**Extracted material**.
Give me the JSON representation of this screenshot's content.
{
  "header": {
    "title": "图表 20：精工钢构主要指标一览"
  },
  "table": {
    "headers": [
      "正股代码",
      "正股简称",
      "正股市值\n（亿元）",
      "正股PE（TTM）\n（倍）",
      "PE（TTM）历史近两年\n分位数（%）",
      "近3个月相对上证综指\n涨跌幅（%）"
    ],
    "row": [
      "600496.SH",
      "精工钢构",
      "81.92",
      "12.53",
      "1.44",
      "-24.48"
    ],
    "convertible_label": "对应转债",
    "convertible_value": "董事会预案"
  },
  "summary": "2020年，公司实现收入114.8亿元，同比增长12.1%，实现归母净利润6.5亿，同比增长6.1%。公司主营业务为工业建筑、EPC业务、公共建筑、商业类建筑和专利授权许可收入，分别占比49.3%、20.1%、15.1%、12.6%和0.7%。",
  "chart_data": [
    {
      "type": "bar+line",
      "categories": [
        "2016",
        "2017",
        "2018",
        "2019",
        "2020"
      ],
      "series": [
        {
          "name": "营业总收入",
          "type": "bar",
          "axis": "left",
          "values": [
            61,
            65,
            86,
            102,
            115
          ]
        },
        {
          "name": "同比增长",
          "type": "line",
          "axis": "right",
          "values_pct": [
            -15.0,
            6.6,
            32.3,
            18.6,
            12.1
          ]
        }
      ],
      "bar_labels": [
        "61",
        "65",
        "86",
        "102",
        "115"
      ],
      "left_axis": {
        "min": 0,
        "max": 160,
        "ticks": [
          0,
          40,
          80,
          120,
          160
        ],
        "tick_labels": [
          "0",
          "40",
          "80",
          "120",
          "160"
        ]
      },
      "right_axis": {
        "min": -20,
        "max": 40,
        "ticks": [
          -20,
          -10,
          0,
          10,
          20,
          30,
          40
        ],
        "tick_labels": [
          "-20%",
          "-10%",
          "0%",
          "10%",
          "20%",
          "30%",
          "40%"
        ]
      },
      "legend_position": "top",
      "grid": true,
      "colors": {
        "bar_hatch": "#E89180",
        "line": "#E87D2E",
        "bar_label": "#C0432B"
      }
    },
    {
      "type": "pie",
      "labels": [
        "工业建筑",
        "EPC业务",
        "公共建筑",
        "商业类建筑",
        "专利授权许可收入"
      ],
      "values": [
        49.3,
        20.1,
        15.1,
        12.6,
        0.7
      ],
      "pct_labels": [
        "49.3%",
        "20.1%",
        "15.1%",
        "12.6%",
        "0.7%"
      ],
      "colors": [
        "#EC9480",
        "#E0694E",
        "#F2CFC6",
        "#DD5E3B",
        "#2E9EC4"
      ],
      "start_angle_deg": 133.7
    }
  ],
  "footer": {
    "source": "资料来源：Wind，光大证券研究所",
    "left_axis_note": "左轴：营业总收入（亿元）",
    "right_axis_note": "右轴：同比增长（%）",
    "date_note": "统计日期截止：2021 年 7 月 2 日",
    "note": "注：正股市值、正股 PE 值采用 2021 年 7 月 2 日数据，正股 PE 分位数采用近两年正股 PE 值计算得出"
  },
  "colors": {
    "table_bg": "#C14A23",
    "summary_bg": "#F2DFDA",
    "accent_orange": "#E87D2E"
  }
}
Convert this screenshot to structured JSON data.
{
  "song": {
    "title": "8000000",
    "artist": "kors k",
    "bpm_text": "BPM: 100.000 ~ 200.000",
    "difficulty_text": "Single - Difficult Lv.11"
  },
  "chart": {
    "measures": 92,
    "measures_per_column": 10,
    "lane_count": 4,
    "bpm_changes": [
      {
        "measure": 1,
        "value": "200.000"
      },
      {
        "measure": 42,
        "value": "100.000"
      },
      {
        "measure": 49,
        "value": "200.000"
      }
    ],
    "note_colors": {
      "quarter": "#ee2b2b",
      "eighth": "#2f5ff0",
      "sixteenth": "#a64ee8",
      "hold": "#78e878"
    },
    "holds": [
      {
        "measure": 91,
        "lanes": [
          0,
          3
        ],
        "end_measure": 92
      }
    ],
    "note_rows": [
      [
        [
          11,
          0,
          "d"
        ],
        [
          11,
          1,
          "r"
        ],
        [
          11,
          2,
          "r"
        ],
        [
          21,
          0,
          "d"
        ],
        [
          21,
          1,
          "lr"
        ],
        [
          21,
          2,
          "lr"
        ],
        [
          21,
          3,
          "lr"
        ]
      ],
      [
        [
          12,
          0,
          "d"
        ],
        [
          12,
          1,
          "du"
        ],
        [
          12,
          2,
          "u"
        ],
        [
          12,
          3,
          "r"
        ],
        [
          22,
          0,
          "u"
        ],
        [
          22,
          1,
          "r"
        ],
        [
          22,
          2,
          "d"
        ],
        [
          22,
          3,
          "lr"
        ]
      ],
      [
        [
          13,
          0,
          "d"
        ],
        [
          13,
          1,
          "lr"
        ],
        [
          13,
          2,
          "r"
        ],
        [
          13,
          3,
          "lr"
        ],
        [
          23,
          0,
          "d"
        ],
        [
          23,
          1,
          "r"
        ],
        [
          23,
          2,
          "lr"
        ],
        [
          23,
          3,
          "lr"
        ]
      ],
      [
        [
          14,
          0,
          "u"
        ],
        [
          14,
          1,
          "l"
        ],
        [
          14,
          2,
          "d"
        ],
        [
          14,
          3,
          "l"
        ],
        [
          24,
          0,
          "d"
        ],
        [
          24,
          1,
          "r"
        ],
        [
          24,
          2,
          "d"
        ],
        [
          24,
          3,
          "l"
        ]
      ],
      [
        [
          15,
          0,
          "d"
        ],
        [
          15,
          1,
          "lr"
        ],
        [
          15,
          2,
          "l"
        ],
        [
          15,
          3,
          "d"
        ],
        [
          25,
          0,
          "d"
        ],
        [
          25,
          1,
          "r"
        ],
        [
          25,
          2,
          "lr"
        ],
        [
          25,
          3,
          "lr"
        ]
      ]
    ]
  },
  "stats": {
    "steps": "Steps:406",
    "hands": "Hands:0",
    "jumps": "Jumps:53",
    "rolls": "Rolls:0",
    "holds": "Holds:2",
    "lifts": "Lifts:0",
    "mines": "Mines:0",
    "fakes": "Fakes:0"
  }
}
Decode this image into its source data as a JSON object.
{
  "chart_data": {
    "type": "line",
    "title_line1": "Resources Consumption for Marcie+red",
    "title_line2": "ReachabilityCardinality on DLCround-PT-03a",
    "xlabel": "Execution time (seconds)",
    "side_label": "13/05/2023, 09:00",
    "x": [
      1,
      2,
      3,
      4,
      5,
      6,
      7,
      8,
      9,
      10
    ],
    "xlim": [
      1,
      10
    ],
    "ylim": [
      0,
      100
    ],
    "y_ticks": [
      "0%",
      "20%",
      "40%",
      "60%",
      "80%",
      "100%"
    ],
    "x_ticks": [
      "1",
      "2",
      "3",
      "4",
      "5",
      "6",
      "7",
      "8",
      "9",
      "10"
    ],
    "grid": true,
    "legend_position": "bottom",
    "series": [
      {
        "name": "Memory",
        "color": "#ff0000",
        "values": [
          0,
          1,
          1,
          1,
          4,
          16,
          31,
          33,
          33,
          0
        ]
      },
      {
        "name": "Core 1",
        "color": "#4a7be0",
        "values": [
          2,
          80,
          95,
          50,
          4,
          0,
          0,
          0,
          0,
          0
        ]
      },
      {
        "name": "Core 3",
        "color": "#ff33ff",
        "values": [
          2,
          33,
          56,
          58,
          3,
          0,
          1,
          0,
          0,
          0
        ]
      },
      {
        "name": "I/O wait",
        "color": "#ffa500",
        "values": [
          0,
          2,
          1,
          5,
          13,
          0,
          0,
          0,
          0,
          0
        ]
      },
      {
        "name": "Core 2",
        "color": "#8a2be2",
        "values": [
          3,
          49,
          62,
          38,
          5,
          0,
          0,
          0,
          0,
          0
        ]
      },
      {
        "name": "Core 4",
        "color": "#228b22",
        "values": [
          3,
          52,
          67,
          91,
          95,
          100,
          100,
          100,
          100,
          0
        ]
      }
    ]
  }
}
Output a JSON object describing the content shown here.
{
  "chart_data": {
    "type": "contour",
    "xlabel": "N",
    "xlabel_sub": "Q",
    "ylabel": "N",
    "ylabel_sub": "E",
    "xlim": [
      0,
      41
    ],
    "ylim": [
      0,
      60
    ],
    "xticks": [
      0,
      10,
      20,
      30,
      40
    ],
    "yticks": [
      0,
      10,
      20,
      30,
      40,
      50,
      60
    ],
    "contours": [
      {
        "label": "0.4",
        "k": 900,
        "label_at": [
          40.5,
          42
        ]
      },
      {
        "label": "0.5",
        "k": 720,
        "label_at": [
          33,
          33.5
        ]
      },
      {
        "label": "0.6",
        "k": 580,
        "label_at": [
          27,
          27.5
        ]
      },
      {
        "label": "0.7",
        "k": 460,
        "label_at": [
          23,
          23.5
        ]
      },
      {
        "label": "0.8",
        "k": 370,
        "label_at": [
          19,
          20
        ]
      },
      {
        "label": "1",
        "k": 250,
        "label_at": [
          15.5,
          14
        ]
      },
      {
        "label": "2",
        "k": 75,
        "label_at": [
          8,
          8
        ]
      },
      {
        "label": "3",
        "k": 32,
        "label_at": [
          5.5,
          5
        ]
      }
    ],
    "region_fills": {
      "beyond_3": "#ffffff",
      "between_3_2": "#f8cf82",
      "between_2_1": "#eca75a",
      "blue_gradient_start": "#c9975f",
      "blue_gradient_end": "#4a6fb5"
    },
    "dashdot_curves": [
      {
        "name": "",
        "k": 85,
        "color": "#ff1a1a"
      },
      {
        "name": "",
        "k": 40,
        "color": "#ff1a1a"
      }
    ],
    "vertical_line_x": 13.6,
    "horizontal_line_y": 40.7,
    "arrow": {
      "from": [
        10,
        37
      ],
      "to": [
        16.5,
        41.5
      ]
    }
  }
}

**Short task**. Return only the number of lines in the data that contain "content".

**Response to this exercise**. 2